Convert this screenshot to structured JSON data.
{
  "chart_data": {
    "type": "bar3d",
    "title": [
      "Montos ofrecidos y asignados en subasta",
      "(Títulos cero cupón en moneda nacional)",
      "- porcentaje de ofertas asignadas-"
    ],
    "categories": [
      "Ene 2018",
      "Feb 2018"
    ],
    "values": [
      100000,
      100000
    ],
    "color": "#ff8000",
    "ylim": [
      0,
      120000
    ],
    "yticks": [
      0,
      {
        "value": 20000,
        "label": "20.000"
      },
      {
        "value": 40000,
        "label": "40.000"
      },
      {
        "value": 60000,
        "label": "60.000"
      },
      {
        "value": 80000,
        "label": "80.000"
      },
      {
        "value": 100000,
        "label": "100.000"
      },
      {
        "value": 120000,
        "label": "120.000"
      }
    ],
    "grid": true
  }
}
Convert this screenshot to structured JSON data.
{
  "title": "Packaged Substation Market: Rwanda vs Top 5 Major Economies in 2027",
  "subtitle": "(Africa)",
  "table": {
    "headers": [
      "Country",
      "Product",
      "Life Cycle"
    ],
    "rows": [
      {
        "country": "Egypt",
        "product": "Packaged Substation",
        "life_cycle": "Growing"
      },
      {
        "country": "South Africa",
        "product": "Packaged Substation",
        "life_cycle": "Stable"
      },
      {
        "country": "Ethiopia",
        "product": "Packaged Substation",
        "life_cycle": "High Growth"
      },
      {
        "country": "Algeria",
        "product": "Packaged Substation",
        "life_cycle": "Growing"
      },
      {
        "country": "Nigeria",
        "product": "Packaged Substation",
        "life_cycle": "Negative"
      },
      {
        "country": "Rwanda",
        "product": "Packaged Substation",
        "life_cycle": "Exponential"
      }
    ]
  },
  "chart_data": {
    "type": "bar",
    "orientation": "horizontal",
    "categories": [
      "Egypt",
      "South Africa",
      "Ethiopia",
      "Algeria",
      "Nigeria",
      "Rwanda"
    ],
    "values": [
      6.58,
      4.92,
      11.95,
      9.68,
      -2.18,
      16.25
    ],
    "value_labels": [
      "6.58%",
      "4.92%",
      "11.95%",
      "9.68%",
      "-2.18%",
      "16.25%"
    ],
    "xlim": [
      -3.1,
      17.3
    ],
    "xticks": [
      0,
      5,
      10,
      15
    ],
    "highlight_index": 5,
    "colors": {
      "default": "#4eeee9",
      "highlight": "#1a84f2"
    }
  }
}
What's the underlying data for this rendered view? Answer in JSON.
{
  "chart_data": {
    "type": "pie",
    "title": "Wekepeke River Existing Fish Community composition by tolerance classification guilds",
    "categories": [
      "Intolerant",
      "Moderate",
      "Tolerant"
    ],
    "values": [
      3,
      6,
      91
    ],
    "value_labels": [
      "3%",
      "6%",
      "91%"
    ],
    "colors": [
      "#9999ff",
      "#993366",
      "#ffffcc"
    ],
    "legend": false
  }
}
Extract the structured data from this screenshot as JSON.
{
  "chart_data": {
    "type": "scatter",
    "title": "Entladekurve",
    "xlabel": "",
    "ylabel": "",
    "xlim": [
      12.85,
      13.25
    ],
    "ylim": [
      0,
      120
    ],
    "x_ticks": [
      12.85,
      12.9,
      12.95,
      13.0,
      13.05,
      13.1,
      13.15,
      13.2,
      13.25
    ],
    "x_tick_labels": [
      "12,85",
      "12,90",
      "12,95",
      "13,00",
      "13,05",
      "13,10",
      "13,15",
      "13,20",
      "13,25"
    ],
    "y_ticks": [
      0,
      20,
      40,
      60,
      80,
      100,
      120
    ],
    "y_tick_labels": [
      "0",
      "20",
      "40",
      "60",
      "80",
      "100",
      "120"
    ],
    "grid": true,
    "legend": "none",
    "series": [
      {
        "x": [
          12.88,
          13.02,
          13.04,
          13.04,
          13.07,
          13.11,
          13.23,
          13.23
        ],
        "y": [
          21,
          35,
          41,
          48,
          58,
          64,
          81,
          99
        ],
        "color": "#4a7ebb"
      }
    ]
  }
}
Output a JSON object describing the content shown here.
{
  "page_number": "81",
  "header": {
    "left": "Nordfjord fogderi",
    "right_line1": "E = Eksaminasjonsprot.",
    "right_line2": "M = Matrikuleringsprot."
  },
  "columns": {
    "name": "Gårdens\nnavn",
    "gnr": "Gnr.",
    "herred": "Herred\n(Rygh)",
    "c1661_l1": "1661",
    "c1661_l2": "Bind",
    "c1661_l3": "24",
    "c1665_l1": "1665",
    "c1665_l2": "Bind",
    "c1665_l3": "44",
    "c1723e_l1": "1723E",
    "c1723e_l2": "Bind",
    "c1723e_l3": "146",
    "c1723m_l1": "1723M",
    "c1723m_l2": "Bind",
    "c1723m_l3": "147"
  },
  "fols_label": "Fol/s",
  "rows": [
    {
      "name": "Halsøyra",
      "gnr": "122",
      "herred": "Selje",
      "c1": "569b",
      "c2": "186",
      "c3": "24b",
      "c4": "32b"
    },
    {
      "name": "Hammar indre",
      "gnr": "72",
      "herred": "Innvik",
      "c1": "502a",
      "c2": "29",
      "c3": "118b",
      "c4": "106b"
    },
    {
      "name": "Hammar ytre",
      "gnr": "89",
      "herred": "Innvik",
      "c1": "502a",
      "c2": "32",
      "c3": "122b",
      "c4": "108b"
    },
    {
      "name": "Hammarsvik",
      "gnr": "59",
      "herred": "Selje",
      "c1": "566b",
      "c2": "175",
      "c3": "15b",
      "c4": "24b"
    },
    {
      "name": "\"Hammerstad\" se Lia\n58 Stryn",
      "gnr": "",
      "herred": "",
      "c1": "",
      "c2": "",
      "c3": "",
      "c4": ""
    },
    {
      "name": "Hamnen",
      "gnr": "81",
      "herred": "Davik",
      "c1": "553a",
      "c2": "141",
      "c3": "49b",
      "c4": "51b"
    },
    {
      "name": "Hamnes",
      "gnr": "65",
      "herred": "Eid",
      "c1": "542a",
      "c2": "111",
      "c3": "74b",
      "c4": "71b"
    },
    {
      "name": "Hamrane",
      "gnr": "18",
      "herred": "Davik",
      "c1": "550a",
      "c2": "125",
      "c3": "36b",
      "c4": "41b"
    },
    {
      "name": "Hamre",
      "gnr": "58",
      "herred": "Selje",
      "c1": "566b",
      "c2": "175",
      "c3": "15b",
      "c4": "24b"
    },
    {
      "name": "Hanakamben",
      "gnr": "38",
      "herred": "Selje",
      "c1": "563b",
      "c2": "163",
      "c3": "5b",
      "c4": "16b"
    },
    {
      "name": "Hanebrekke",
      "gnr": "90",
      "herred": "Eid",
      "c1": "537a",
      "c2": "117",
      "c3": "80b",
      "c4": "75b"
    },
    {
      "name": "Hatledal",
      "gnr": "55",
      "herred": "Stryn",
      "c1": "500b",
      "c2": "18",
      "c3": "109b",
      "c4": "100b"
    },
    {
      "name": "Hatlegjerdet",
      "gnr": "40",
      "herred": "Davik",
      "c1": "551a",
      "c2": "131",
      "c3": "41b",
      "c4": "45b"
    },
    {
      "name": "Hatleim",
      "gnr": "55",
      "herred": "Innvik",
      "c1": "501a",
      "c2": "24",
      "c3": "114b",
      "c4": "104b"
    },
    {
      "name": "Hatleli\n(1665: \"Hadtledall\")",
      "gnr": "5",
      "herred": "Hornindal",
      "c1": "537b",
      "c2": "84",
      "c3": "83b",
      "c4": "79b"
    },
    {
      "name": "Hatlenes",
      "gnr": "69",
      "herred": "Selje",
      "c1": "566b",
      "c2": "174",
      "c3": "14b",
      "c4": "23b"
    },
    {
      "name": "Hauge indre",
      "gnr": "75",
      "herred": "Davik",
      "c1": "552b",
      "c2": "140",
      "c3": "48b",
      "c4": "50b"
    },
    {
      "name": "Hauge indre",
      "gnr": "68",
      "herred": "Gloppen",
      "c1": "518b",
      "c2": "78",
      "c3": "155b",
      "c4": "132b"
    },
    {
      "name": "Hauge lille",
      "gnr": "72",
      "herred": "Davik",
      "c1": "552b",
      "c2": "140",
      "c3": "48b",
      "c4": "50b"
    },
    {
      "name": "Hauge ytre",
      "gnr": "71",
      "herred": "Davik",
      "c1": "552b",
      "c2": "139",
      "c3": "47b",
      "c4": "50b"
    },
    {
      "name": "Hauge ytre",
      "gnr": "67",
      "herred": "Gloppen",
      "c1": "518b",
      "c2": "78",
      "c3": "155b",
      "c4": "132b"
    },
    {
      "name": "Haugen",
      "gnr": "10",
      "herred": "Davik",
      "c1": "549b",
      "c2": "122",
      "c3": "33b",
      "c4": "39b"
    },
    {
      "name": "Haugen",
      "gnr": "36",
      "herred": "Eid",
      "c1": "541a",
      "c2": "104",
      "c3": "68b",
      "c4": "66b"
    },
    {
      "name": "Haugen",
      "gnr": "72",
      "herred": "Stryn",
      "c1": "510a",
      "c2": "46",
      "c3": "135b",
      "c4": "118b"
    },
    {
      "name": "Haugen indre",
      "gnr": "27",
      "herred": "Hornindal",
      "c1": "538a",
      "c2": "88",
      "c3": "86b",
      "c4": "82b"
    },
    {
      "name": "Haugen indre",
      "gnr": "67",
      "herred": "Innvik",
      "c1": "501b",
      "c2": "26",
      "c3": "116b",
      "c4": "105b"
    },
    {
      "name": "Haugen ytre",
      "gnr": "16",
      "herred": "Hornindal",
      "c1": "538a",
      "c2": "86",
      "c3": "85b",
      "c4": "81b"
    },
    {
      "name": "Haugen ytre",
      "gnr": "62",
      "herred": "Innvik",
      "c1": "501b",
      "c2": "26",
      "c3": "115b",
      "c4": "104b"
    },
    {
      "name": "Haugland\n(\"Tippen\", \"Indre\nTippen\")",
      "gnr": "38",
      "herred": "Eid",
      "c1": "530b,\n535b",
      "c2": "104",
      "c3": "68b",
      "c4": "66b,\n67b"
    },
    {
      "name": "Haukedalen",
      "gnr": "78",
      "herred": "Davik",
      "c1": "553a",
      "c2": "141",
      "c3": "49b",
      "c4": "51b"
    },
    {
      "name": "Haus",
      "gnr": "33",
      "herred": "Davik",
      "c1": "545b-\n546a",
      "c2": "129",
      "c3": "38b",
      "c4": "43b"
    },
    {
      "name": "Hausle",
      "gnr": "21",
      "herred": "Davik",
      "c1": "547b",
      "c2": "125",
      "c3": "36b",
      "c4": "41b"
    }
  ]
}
☆ ☆ ☆
What is expected: Pull out all lines from the entries above that include the word "this".

Exercise response:
Convert this screenshot to structured JSON data.
Convert this screenshot to structured JSON data.
What's the underlying data for this rendered view? Answer in JSON.
Extract the structured data from this screenshot as JSON.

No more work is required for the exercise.